Take the entries below and print all of them exactly, please.

Records excerpted from a collection
####################

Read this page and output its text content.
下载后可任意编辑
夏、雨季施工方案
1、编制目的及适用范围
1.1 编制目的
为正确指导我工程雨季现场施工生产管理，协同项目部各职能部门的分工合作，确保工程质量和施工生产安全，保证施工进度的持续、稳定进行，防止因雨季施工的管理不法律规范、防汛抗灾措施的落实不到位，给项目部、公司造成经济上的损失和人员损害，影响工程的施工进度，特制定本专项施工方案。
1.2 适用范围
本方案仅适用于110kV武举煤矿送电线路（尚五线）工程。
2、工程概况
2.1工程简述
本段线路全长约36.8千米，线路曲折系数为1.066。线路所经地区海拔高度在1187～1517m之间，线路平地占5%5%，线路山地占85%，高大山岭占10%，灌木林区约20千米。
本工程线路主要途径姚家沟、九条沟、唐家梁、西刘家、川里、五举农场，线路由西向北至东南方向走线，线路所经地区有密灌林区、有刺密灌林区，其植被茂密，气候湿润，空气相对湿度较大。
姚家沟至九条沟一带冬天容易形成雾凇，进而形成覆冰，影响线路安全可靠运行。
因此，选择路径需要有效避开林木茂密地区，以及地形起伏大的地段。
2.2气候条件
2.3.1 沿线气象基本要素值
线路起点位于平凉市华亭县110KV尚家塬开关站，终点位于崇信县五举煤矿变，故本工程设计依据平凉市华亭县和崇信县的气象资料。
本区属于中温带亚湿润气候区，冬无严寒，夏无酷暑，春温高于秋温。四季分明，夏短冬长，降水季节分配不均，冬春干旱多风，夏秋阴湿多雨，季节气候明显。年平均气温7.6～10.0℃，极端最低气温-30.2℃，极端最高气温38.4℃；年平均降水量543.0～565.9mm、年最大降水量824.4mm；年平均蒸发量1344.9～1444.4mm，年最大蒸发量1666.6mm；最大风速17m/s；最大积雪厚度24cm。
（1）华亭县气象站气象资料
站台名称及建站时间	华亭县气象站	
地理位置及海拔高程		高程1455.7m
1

####################

#### THE REPLY
Read this page and output its text content.
下载后可任意编辑
夏、雨季施工方案
1、编制目的及适用范围
1.1 编制目的
为正确指导我工程雨季现场施工生产管理，协同项目部各职能部门的分工合作，确保工程质量和施工生产安全，保证施工进度的持续、稳定进行，防止因雨季施工的管理不法律规范、防汛抗灾措施的落实不到位，给项目部、公司造成经济上的损失和人员损害，影响工程的施工进度，特制定本专项施工方案。
1.2 适用范围
本方案仅适用于110kV武举煤矿送电线路（尚五线）工程。
2、工程概况
2.1工程简述
本段线路全长约36.8千米，线路曲折系数为1.066。线路所经地区海拔高度在1187～1517m之间，线路平地占5%5%，线路山地占85%，高大山岭占10%，灌木林区约20千米。
本工程线路主要途径姚家沟、九条沟、唐家梁、西刘家、川里、五举农场，线路由西向北至东南方向走线，线路所经地区有密灌林区、有刺密灌林区，其植被茂密，气候湿润，空气相对湿度较大。
姚家沟至九条沟一带冬天容易形成雾凇，进而形成覆冰，影响线路安全可靠运行。
因此，选择路径需要有效避开林木茂密地区，以及地形起伏大的地段。
2.2气候条件
2.3.1 沿线气象基本要素值
线路起点位于平凉市华亭县110KV尚家塬开关站，终点位于崇信县五举煤矿变，故本工程设计依据平凉市华亭县和崇信县的气象资料。
本区属于中温带亚湿润气候区，冬无严寒，夏无酷暑，春温高于秋温。四季分明，夏短冬长，降水季节分配不均，冬春干旱多风，夏秋阴湿多雨，季节气候明显。年平均气温7.6～10.0℃，极端最低气温-30.2℃，极端最高气温38.4℃；年平均降水量543.0～565.9mm、年最大降水量824.4mm；年平均蒸发量1344.9～1444.4mm，年最大蒸发量1666.6mm；最大风速17m/s；最大积雪厚度24cm。
（1）华亭县气象站气象资料
站台名称及建站时间	华亭县气象站	
地理位置及海拔高程		高程1455.7m
1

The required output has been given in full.